▸ Task description: Among the entries below, how many lines contain "name"? Answer with the number only.

Interface dataset entries
********************

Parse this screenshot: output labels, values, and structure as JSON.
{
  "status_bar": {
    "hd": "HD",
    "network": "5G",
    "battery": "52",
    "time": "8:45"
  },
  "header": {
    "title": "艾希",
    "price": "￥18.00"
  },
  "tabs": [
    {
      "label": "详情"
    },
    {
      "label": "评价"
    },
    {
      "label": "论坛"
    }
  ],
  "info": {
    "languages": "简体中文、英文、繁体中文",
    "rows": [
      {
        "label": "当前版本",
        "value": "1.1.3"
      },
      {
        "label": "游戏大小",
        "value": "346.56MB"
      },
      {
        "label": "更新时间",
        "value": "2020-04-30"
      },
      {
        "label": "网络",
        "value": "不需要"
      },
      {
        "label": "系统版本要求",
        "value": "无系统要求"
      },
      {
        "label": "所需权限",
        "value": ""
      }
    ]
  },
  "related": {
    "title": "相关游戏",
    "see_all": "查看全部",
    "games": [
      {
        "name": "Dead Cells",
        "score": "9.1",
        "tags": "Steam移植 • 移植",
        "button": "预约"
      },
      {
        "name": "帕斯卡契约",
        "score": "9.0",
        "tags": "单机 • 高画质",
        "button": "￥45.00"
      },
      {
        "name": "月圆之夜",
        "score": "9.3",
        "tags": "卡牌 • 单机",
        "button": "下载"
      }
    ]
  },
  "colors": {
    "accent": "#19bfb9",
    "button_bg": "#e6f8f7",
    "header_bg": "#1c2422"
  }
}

********************

▸ Finished exercise: 3